▶ To be done: Look through the data below. Show each line where the string "color" occurs.

-- Begin Excerpted data --

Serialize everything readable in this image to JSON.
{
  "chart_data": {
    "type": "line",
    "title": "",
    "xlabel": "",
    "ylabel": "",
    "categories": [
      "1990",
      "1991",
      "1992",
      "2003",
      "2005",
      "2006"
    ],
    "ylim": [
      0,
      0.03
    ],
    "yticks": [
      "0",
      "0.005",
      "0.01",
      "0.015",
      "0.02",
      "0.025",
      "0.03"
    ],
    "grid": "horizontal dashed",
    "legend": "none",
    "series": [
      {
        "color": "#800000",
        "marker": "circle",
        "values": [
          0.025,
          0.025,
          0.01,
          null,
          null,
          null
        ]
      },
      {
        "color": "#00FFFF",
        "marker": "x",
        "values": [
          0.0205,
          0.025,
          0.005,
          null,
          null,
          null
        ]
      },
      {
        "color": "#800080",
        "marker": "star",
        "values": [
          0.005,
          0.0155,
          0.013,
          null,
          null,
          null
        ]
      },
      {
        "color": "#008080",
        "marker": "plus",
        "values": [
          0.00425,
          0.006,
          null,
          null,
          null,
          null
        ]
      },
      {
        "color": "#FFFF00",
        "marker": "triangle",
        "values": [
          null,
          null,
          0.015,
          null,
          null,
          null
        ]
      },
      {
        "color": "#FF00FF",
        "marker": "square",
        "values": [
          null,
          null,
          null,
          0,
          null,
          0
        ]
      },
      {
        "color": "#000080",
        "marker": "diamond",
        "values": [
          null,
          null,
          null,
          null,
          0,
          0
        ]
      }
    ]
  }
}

-- End Excerpted data --

▶ Result:
        "color": "#800000",
        "color": "#00FFFF",
        "color": "#800080",
        "color": "#008080",
        "color": "#FFFF00",
        "color": "#FF00FF",
        "color": "#000080",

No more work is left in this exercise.